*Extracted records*
※ ※ ※
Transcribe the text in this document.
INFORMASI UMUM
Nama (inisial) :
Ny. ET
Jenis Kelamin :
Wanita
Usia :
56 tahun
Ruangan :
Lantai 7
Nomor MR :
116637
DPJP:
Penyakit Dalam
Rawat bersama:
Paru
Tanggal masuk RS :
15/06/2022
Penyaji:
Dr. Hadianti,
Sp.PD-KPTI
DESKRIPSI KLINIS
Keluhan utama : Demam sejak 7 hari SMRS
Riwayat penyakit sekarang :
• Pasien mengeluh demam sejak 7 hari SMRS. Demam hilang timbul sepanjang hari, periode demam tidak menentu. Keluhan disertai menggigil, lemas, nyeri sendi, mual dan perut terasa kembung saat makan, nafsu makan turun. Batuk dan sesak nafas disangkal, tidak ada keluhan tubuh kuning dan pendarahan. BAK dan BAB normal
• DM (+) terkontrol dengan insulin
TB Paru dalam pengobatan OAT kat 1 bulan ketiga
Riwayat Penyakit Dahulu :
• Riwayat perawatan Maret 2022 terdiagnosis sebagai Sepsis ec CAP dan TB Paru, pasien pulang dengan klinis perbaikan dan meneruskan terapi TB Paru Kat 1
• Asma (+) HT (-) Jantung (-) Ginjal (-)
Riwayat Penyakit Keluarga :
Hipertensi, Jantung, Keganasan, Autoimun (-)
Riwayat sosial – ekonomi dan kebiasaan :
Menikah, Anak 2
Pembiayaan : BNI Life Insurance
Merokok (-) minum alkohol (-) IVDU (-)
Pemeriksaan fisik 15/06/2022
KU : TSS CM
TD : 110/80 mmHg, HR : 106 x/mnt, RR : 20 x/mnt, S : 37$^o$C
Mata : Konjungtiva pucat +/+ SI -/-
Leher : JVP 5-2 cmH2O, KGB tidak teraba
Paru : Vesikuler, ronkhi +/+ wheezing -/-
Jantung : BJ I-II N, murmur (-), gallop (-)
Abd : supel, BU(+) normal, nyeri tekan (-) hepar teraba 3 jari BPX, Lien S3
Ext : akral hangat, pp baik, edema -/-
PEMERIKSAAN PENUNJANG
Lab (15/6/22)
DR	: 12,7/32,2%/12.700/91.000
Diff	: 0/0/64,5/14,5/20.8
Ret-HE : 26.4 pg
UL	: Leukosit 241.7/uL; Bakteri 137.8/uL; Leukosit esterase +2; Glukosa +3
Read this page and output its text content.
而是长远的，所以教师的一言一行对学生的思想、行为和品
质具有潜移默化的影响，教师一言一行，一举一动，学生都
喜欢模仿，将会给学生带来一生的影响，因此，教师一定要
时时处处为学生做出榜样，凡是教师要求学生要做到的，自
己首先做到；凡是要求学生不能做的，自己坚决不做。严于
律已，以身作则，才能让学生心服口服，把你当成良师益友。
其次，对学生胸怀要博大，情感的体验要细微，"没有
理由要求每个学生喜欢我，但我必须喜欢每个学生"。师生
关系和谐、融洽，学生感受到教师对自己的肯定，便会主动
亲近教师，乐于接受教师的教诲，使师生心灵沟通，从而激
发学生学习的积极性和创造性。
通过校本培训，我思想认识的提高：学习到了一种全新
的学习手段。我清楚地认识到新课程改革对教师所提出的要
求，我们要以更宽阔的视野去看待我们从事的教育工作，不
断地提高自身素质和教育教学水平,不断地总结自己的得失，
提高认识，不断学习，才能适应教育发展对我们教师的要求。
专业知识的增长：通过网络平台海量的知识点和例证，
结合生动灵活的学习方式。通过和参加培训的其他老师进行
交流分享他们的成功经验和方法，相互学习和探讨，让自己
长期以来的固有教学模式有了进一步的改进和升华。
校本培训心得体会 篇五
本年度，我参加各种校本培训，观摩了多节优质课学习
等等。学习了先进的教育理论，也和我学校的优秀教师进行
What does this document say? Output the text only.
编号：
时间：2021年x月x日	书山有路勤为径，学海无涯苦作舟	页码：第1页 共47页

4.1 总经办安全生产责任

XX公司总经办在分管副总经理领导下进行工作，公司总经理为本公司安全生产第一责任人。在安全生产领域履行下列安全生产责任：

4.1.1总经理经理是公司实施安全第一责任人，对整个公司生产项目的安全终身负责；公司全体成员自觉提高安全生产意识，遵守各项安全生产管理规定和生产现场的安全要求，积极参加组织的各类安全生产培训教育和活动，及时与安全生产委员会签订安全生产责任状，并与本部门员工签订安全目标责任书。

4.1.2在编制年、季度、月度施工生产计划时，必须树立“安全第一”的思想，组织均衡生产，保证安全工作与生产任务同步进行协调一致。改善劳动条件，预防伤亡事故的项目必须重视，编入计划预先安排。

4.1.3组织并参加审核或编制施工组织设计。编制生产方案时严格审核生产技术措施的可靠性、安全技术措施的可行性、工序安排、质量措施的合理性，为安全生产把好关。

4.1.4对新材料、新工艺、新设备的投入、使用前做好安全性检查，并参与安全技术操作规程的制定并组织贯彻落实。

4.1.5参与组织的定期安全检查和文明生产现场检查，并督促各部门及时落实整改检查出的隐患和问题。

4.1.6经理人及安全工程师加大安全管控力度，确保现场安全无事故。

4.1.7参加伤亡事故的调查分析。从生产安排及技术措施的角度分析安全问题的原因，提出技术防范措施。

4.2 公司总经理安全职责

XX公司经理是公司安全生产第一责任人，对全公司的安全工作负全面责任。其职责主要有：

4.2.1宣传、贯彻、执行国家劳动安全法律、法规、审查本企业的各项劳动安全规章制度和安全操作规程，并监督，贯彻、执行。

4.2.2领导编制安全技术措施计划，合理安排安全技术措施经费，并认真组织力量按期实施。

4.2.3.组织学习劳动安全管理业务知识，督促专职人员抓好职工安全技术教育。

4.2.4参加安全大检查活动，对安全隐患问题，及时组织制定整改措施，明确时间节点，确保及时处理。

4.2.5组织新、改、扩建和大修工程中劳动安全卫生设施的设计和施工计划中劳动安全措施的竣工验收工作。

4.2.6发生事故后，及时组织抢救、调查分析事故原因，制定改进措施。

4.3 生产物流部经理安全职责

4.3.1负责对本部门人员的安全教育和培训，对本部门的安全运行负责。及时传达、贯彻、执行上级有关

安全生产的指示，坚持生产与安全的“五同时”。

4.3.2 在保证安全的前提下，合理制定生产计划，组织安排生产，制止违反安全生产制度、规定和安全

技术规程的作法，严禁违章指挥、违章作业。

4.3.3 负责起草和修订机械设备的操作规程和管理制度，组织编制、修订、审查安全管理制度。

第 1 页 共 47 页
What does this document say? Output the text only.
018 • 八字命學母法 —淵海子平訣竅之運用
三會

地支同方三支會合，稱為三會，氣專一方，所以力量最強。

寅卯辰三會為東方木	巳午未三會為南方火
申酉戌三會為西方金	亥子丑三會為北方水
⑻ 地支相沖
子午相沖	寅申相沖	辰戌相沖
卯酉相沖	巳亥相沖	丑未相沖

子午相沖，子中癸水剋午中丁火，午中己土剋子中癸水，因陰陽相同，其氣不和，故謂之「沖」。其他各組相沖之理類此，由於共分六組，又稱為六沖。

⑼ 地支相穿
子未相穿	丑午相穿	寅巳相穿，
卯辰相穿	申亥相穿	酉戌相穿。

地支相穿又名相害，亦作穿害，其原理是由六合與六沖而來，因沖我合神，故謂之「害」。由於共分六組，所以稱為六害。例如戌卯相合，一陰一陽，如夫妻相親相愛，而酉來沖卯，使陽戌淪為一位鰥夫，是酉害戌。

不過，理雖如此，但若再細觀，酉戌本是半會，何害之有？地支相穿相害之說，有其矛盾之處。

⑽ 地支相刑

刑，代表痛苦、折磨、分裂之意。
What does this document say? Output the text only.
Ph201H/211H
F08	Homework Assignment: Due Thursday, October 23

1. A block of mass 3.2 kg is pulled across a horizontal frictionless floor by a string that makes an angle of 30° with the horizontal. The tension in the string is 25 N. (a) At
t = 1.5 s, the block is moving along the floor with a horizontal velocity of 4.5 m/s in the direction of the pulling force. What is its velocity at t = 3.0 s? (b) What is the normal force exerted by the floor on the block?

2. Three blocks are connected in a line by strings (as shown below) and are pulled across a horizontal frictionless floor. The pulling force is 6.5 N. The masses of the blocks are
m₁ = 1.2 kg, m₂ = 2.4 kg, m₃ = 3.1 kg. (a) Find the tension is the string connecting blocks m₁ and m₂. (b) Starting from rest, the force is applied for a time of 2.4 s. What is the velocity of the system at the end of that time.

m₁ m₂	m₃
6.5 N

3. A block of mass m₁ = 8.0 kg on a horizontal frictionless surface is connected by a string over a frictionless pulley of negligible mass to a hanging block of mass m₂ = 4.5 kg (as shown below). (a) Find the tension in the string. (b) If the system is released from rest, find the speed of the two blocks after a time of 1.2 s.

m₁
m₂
※ ※ ※
*WORK INSTRUCTIONS*
Read the entries and pick out all lines that include the word "Jantung".

*OUTPUT OF THE TASK*
• Asma (+) HT (-) Jantung (-) Ginjal (-)
Hipertensi, Jantung, Keganasan, Autoimun (-)
Jantung : BJ I-II N, murmur (-), gallop (-)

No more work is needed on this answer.